Stored data entries
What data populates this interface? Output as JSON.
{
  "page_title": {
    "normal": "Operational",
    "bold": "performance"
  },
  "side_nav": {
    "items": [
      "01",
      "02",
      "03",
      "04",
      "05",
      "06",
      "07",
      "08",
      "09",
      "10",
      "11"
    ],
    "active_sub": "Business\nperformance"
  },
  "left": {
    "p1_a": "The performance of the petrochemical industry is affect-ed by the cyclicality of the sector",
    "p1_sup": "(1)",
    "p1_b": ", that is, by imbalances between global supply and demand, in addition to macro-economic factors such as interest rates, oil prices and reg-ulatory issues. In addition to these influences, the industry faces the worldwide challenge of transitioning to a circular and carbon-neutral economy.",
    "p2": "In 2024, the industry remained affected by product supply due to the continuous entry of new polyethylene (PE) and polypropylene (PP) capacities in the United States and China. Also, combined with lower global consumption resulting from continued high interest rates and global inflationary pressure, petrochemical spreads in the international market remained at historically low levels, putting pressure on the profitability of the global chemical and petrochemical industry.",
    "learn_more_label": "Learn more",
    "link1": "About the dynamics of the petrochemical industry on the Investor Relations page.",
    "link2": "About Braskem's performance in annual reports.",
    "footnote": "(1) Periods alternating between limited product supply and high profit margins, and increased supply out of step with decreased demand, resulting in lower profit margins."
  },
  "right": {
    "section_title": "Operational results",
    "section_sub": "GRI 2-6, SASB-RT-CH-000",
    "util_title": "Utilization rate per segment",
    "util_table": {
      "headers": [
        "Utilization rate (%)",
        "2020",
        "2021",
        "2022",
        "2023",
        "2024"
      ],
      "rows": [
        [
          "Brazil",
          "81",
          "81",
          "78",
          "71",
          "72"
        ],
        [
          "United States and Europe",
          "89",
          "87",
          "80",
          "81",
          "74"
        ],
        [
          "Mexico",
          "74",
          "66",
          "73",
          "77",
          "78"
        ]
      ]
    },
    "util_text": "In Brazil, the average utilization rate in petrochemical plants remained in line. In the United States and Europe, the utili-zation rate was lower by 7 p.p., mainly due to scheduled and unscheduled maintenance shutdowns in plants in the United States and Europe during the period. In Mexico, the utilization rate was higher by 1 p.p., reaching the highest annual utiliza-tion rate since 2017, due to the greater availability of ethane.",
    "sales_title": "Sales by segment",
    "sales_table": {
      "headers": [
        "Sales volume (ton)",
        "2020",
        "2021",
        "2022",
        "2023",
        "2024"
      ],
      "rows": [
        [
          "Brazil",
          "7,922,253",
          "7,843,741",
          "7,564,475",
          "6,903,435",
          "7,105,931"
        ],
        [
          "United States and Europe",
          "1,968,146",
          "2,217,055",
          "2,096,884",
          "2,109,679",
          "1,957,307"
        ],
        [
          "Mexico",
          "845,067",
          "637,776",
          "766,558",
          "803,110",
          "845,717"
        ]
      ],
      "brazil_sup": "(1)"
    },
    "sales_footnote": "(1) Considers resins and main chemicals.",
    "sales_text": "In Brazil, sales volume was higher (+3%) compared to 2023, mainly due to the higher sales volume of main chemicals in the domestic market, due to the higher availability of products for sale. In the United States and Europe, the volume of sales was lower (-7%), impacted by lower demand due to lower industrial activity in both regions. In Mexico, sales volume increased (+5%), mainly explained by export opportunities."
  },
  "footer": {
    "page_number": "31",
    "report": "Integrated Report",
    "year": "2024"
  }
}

The task
Restate the data above exactly, keeping each word as it stands.

Output of the exercise
What data populates this interface? Output as JSON.
{
  "page_title": {
    "normal": "Operational",
    "bold": "performance"
  },
  "side_nav": {
    "items": [
      "01",
      "02",
      "03",
      "04",
      "05",
      "06",
      "07",
      "08",
      "09",
      "10",
      "11"
    ],
    "active_sub": "Business\nperformance"
  },
  "left": {
    "p1_a": "The performance of the petrochemical industry is affect-ed by the cyclicality of the sector",
    "p1_sup": "(1)",
    "p1_b": ", that is, by imbalances between global supply and demand, in addition to macro-economic factors such as interest rates, oil prices and reg-ulatory issues. In addition to these influences, the industry faces the worldwide challenge of transitioning to a circular and carbon-neutral economy.",
    "p2": "In 2024, the industry remained affected by product supply due to the continuous entry of new polyethylene (PE) and polypropylene (PP) capacities in the United States and China. Also, combined with lower global consumption resulting from continued high interest rates and global inflationary pressure, petrochemical spreads in the international market remained at historically low levels, putting pressure on the profitability of the global chemical and petrochemical industry.",
    "learn_more_label": "Learn more",
    "link1": "About the dynamics of the petrochemical industry on the Investor Relations page.",
    "link2": "About Braskem's performance in annual reports.",
    "footnote": "(1) Periods alternating between limited product supply and high profit margins, and increased supply out of step with decreased demand, resulting in lower profit margins."
  },
  "right": {
    "section_title": "Operational results",
    "section_sub": "GRI 2-6, SASB-RT-CH-000",
    "util_title": "Utilization rate per segment",
    "util_table": {
      "headers": [
        "Utilization rate (%)",
        "2020",
        "2021",
        "2022",
        "2023",
        "2024"
      ],
      "rows": [
        [
          "Brazil",
          "81",
          "81",
          "78",
          "71",
          "72"
        ],
        [
          "United States and Europe",
          "89",
          "87",
          "80",
          "81",
          "74"
        ],
        [
          "Mexico",
          "74",
          "66",
          "73",
          "77",
          "78"
        ]
      ]
    },
    "util_text": "In Brazil, the average utilization rate in petrochemical plants remained in line. In the United States and Europe, the utili-zation rate was lower by 7 p.p., mainly due to scheduled and unscheduled maintenance shutdowns in plants in the United States and Europe during the period. In Mexico, the utilization rate was higher by 1 p.p., reaching the highest annual utiliza-tion rate since 2017, due to the greater availability of ethane.",
    "sales_title": "Sales by segment",
    "sales_table": {
      "headers": [
        "Sales volume (ton)",
        "2020",
        "2021",
        "2022",
        "2023",
        "2024"
      ],
      "rows": [
        [
          "Brazil",
          "7,922,253",
          "7,843,741",
          "7,564,475",
          "6,903,435",
          "7,105,931"
        ],
        [
          "United States and Europe",
          "1,968,146",
          "2,217,055",
          "2,096,884",
          "2,109,679",
          "1,957,307"
        ],
        [
          "Mexico",
          "845,067",
          "637,776",
          "766,558",
          "803,110",
          "845,717"
        ]
      ],
      "brazil_sup": "(1)"
    },
    "sales_footnote": "(1) Considers resins and main chemicals.",
    "sales_text": "In Brazil, sales volume was higher (+3%) compared to 2023, mainly due to the higher sales volume of main chemicals in the domestic market, due to the higher availability of products for sale. In the United States and Europe, the volume of sales was lower (-7%), impacted by lower demand due to lower industrial activity in both regions. In Mexico, sales volume increased (+5%), mainly explained by export opportunities."
  },
  "footer": {
    "page_number": "31",
    "report": "Integrated Report",
    "year": "2024"
  }
}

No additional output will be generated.